= Aim =
Your task is to repeat the lines below exactly, excluding any pictures they contain.

= The data =
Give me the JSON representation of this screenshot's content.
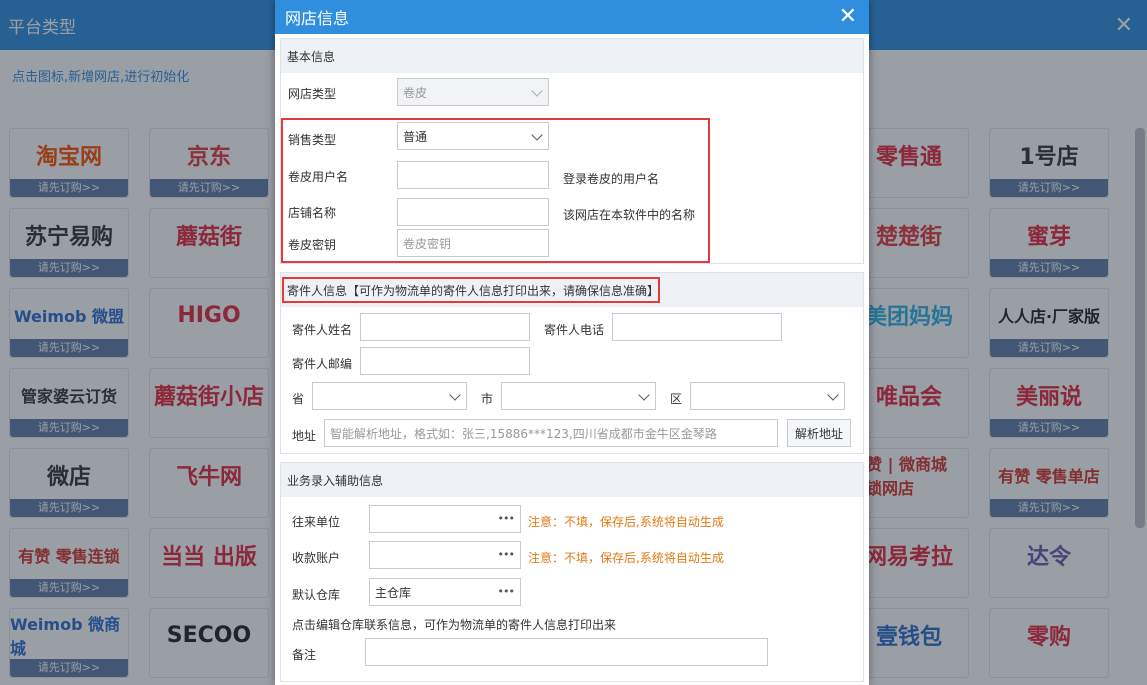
{
  "background": {
    "title": "平台类型",
    "hint": "点击图标,新增网店,进行初始化",
    "tiles": [
      {
        "name": "taobao",
        "logo": "淘宝网",
        "sub": "请先订购>>",
        "color": "#ff5000"
      },
      {
        "name": "jd",
        "logo": "京东",
        "sub": "请先订购>>",
        "color": "#e4393c"
      },
      {
        "name": "suning",
        "logo": "苏宁易购",
        "sub": "请先订购>>",
        "color": "#333333"
      },
      {
        "name": "mogujie",
        "logo": "蘑菇街",
        "sub": "",
        "color": "#e6293f"
      },
      {
        "name": "weimob",
        "logo": "Weimob 微盟",
        "sub": "请先订购>>",
        "color": "#2a6dd0"
      },
      {
        "name": "higo",
        "logo": "HIGO",
        "sub": "",
        "color": "#e6293f"
      },
      {
        "name": "guanjia",
        "logo": "管家婆云订货",
        "sub": "请先订购>>",
        "color": "#333333"
      },
      {
        "name": "mogujie-xd",
        "logo": "蘑菇街小店",
        "sub": "",
        "color": "#e6293f"
      },
      {
        "name": "weidian",
        "logo": "微店",
        "sub": "请先订购>>",
        "color": "#333333"
      },
      {
        "name": "feiniu",
        "logo": "飞牛网",
        "sub": "",
        "color": "#e6293f"
      },
      {
        "name": "youzan-ls",
        "logo": "有赞 零售连锁",
        "sub": "请先订购>>",
        "color": "#d4362c"
      },
      {
        "name": "dangdang",
        "logo": "当当 出版",
        "sub": "",
        "color": "#e6293f"
      },
      {
        "name": "weimob-wsc",
        "logo": "Weimob 微商城",
        "sub": "请先订购>>",
        "color": "#2a6dd0"
      },
      {
        "name": "secoo",
        "logo": "SECOO",
        "sub": "",
        "color": "#222222"
      },
      {
        "name": "alibaba-lst",
        "logo": "零售通",
        "sub": "",
        "color": "#e6293f"
      },
      {
        "name": "yhd",
        "logo": "1号店",
        "sub": "请先订购>>",
        "color": "#333333"
      },
      {
        "name": "chuchujie",
        "logo": "楚楚街",
        "sub": "",
        "color": "#e4393c"
      },
      {
        "name": "mia",
        "logo": "蜜芽",
        "sub": "请先订购>>",
        "color": "#e6293f"
      },
      {
        "name": "meituan-mama",
        "logo": "美团妈妈",
        "sub": "",
        "color": "#2db4e6"
      },
      {
        "name": "renrendian",
        "logo": "人人店·厂家版",
        "sub": "请先订购>>",
        "color": "#222222"
      },
      {
        "name": "vip",
        "logo": "唯品会",
        "sub": "",
        "color": "#e6293f"
      },
      {
        "name": "meilishuo",
        "logo": "美丽说",
        "sub": "请先订购>>",
        "color": "#e6293f"
      },
      {
        "name": "youzan-chain",
        "logo": "有赞 | 微商城 连锁网店",
        "sub": "",
        "color": "#d4362c"
      },
      {
        "name": "youzan-single",
        "logo": "有赞 零售单店",
        "sub": "请先订购>>",
        "color": "#d4362c"
      },
      {
        "name": "wangtou",
        "logo": "网易考拉",
        "sub": "",
        "color": "#e6293f"
      },
      {
        "name": "dala",
        "logo": "达令",
        "sub": "",
        "color": "#6e5aa8"
      },
      {
        "name": "yiqianbao",
        "logo": "壹钱包",
        "sub": "",
        "color": "#2a6dd0"
      },
      {
        "name": "linggou",
        "logo": "零购",
        "sub": "",
        "color": "#e6293f"
      }
    ]
  },
  "dialog": {
    "title": "网店信息",
    "basic": {
      "header": "基本信息",
      "store_type_label": "网店类型",
      "store_type_value": "卷皮",
      "sale_type_label": "销售类型",
      "sale_type_value": "普通",
      "username_label": "卷皮用户名",
      "username_note": "登录卷皮的用户名",
      "shopname_label": "店铺名称",
      "shopname_note": "该网店在本软件中的名称",
      "secret_label": "卷皮密钥",
      "secret_placeholder": "卷皮密钥"
    },
    "sender": {
      "header": "寄件人信息【可作为物流单的寄件人信息打印出来，请确保信息准确】",
      "name_label": "寄件人姓名",
      "phone_label": "寄件人电话",
      "zip_label": "寄件人邮编",
      "province_label": "省",
      "city_label": "市",
      "district_label": "区",
      "address_label": "地址",
      "address_placeholder": "智能解析地址，格式如：张三,15886***123,四川省成都市金牛区金琴路",
      "parse_button": "解析地址"
    },
    "business": {
      "header": "业务录入辅助信息",
      "partner_label": "往来单位",
      "partner_warn": "注意：不填，保存后,系统将自动生成",
      "account_label": "收款账户",
      "account_warn": "注意：不填，保存后,系统将自动生成",
      "warehouse_label": "默认仓库",
      "warehouse_value": "主仓库",
      "warehouse_note": "点击编辑仓库联系信息，可作为物流单的寄件人信息打印出来",
      "remark_label": "备注"
    }
  }
}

= Written answer =
Give me the JSON representation of this screenshot's content.
{
  "background": {
    "title": "平台类型",
    "hint": "点击图标,新增网店,进行初始化",
    "tiles": [
      {
        "name": "taobao",
        "logo": "淘宝网",
        "sub": "请先订购>>",
        "color": "#ff5000"
      },
      {
        "name": "jd",
        "logo": "京东",
        "sub": "请先订购>>",
        "color": "#e4393c"
      },
      {
        "name": "suning",
        "logo": "苏宁易购",
        "sub": "请先订购>>",
        "color": "#333333"
      },
      {
        "name": "mogujie",
        "logo": "蘑菇街",
        "sub": "",
        "color": "#e6293f"
      },
      {
        "name": "weimob",
        "logo": "Weimob 微盟",
        "sub": "请先订购>>",
        "color": "#2a6dd0"
      },
      {
        "name": "higo",
        "logo": "HIGO",
        "sub": "",
        "color": "#e6293f"
      },
      {
        "name": "guanjia",
        "logo": "管家婆云订货",
        "sub": "请先订购>>",
        "color": "#333333"
      },
      {
        "name": "mogujie-xd",
        "logo": "蘑菇街小店",
        "sub": "",
        "color": "#e6293f"
      },
      {
        "name": "weidian",
        "logo": "微店",
        "sub": "请先订购>>",
        "color": "#333333"
      },
      {
        "name": "feiniu",
        "logo": "飞牛网",
        "sub": "",
        "color": "#e6293f"
      },
      {
        "name": "youzan-ls",
        "logo": "有赞 零售连锁",
        "sub": "请先订购>>",
        "color": "#d4362c"
      },
      {
        "name": "dangdang",
        "logo": "当当 出版",
        "sub": "",
        "color": "#e6293f"
      },
      {
        "name": "weimob-wsc",
        "logo": "Weimob 微商城",
        "sub": "请先订购>>",
        "color": "#2a6dd0"
      },
      {
        "name": "secoo",
        "logo": "SECOO",
        "sub": "",
        "color": "#222222"
      },
      {
        "name": "alibaba-lst",
        "logo": "零售通",
        "sub": "",
        "color": "#e6293f"
      },
      {
        "name": "yhd",
        "logo": "1号店",
        "sub": "请先订购>>",
        "color": "#333333"
      },
      {
        "name": "chuchujie",
        "logo": "楚楚街",
        "sub": "",
        "color": "#e4393c"
      },
      {
        "name": "mia",
        "logo": "蜜芽",
        "sub": "请先订购>>",
        "color": "#e6293f"
      },
      {
        "name": "meituan-mama",
        "logo": "美团妈妈",
        "sub": "",
        "color": "#2db4e6"
      },
      {
        "name": "renrendian",
        "logo": "人人店·厂家版",
        "sub": "请先订购>>",
        "color": "#222222"
      },
      {
        "name": "vip",
        "logo": "唯品会",
        "sub": "",
        "color": "#e6293f"
      },
      {
        "name": "meilishuo",
        "logo": "美丽说",
        "sub": "请先订购>>",
        "color": "#e6293f"
      },
      {
        "name": "youzan-chain",
        "logo": "有赞 | 微商城 连锁网店",
        "sub": "",
        "color": "#d4362c"
      },
      {
        "name": "youzan-single",
        "logo": "有赞 零售单店",
        "sub": "请先订购>>",
        "color": "#d4362c"
      },
      {
        "name": "wangtou",
        "logo": "网易考拉",
        "sub": "",
        "color": "#e6293f"
      },
      {
        "name": "dala",
        "logo": "达令",
        "sub": "",
        "color": "#6e5aa8"
      },
      {
        "name": "yiqianbao",
        "logo": "壹钱包",
        "sub": "",
        "color": "#2a6dd0"
      },
      {
        "name": "linggou",
        "logo": "零购",
        "sub": "",
        "color": "#e6293f"
      }
    ]
  },
  "dialog": {
    "title": "网店信息",
    "basic": {
      "header": "基本信息",
      "store_type_label": "网店类型",
      "store_type_value": "卷皮",
      "sale_type_label": "销售类型",
      "sale_type_value": "普通",
      "username_label": "卷皮用户名",
      "username_note": "登录卷皮的用户名",
      "shopname_label": "店铺名称",
      "shopname_note": "该网店在本软件中的名称",
      "secret_label": "卷皮密钥",
      "secret_placeholder": "卷皮密钥"
    },
    "sender": {
      "header": "寄件人信息【可作为物流单的寄件人信息打印出来，请确保信息准确】",
      "name_label": "寄件人姓名",
      "phone_label": "寄件人电话",
      "zip_label": "寄件人邮编",
      "province_label": "省",
      "city_label": "市",
      "district_label": "区",
      "address_label": "地址",
      "address_placeholder": "智能解析地址，格式如：张三,15886***123,四川省成都市金牛区金琴路",
      "parse_button": "解析地址"
    },
    "business": {
      "header": "业务录入辅助信息",
      "partner_label": "往来单位",
      "partner_warn": "注意：不填，保存后,系统将自动生成",
      "account_label": "收款账户",
      "account_warn": "注意：不填，保存后,系统将自动生成",
      "warehouse_label": "默认仓库",
      "warehouse_value": "主仓库",
      "warehouse_note": "点击编辑仓库联系信息，可作为物流单的寄件人信息打印出来",
      "remark_label": "备注"
    }
  }
}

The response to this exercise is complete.